**GIVEN REQUEST**
Of all the lines in the material, how many include the word "title"? Give only the number.

Figure content listings:
▼▼▼

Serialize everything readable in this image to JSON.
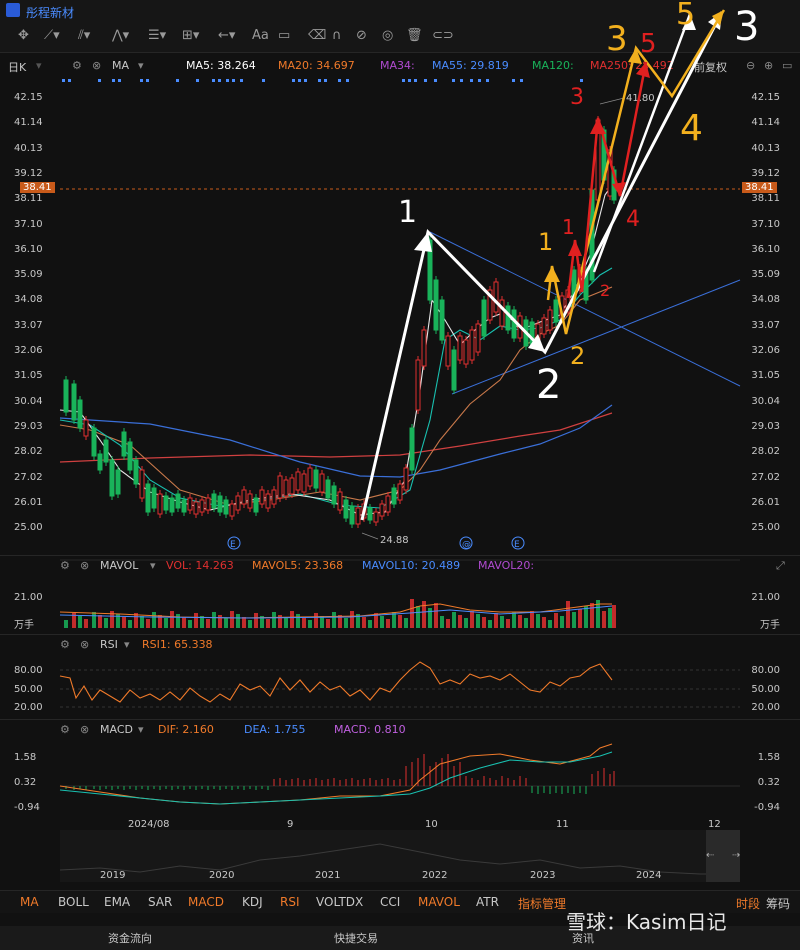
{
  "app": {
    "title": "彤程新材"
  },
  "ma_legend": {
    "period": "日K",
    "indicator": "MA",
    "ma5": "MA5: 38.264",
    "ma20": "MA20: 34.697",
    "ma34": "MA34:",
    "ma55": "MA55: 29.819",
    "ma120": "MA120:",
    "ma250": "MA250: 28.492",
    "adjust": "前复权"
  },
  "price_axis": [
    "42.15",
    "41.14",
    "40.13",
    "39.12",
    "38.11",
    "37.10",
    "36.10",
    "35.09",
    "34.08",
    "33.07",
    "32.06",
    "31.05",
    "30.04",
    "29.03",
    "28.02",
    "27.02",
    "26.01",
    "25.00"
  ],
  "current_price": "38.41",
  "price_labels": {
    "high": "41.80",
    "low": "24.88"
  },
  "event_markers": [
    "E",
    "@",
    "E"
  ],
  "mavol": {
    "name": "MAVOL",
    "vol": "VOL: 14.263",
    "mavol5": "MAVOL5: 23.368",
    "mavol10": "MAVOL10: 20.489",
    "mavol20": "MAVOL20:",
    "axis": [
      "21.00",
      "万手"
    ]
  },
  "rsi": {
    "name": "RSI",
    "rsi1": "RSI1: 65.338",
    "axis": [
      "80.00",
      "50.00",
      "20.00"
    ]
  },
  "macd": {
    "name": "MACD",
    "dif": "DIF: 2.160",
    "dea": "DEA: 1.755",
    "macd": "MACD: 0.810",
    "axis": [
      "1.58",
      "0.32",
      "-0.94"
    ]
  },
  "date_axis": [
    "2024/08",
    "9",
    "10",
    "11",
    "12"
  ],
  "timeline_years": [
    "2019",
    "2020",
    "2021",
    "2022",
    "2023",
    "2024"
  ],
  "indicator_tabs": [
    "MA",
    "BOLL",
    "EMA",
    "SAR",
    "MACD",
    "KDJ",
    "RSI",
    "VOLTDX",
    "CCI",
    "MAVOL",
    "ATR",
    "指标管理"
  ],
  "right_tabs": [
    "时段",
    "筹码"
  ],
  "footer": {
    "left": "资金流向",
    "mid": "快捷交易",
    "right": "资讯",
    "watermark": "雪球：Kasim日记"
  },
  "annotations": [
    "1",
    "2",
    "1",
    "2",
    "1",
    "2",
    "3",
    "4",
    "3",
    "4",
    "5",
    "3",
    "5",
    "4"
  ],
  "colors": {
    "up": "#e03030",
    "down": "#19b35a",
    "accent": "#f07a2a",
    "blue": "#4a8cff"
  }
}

▲▲▲
▼▼▼

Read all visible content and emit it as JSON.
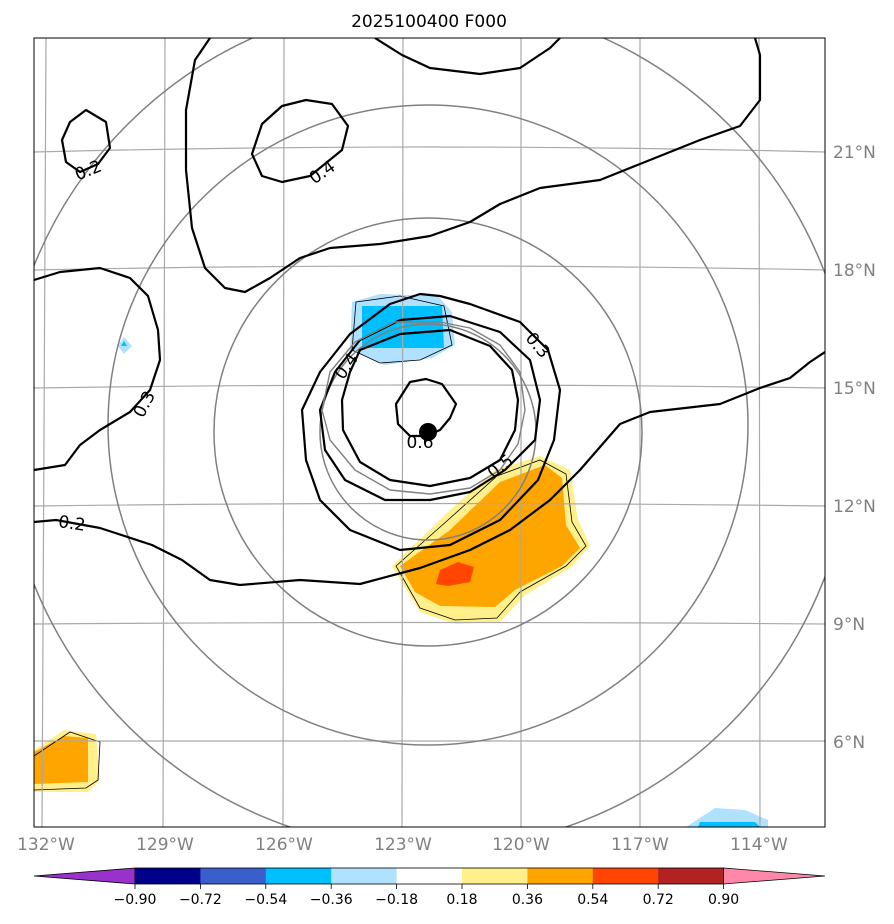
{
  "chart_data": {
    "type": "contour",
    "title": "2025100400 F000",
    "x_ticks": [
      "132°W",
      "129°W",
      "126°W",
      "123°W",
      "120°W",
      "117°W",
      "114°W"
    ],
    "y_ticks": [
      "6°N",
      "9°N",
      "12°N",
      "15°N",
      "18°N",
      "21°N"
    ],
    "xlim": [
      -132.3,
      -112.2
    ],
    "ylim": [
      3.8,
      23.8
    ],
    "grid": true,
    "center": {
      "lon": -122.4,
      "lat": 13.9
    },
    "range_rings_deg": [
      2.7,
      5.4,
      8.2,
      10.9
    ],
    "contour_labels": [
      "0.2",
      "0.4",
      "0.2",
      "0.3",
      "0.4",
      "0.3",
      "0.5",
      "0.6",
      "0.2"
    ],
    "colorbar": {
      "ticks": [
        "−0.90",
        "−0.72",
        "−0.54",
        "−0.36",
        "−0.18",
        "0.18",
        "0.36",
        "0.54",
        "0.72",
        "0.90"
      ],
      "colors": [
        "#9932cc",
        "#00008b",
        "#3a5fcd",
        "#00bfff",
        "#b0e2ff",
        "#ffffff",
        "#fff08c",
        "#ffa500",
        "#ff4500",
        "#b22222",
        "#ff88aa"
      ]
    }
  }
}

▲▲▲
▼▼▼

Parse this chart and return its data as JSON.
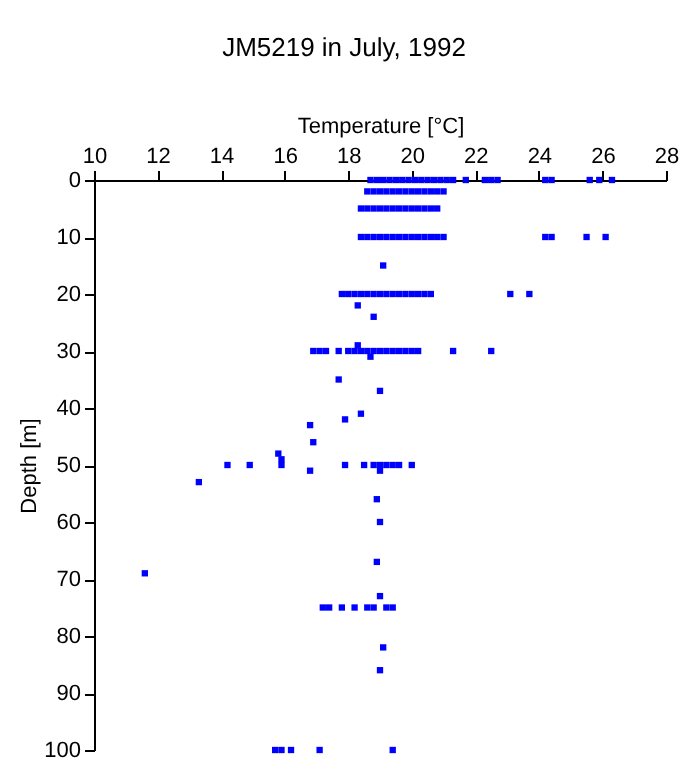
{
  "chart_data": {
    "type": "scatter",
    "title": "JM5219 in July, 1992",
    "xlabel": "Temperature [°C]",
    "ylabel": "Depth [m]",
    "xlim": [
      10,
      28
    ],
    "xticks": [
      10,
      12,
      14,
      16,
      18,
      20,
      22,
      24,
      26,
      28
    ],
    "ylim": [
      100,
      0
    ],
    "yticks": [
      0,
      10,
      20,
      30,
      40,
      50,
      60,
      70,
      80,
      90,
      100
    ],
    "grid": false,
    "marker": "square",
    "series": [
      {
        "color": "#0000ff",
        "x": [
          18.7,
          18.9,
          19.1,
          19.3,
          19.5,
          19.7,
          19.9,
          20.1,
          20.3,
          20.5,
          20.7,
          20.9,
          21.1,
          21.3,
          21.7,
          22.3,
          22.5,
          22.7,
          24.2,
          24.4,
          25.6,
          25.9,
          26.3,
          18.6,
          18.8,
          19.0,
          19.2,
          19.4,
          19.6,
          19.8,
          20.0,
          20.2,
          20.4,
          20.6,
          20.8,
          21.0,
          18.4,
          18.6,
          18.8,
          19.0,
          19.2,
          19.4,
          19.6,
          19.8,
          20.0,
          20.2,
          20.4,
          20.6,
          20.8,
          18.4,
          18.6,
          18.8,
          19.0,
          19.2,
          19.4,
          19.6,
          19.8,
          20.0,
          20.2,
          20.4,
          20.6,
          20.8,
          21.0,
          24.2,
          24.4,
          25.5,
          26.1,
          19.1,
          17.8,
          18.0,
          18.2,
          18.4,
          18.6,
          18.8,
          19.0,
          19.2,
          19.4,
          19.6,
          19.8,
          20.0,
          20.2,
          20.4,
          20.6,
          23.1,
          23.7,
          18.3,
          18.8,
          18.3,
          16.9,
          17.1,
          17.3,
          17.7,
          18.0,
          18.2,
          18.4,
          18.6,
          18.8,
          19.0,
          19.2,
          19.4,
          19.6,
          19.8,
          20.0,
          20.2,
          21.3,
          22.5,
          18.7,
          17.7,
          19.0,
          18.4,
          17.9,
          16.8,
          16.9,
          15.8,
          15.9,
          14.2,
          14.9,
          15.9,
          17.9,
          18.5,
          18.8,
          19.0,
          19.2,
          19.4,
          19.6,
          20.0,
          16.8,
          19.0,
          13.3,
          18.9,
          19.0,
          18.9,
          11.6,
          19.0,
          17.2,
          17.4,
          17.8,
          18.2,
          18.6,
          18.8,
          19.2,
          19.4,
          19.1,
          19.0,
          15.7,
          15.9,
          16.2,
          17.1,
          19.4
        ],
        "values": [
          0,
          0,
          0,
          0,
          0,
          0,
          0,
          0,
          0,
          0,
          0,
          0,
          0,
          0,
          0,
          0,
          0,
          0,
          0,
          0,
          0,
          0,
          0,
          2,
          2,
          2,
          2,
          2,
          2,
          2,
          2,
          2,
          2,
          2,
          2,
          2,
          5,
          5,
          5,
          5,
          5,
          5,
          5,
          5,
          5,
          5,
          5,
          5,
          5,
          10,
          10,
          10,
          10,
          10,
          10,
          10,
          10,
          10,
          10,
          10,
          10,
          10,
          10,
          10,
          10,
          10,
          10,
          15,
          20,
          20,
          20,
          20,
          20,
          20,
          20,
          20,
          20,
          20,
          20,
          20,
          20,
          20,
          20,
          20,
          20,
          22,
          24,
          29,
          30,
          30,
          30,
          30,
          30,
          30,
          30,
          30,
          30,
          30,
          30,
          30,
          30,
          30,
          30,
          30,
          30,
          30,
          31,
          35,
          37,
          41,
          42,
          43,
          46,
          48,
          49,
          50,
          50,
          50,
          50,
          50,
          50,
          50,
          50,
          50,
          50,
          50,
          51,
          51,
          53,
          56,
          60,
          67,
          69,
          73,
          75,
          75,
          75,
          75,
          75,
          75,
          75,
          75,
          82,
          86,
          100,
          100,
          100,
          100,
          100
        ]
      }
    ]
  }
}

▲▲▲

**OUTPUT**
3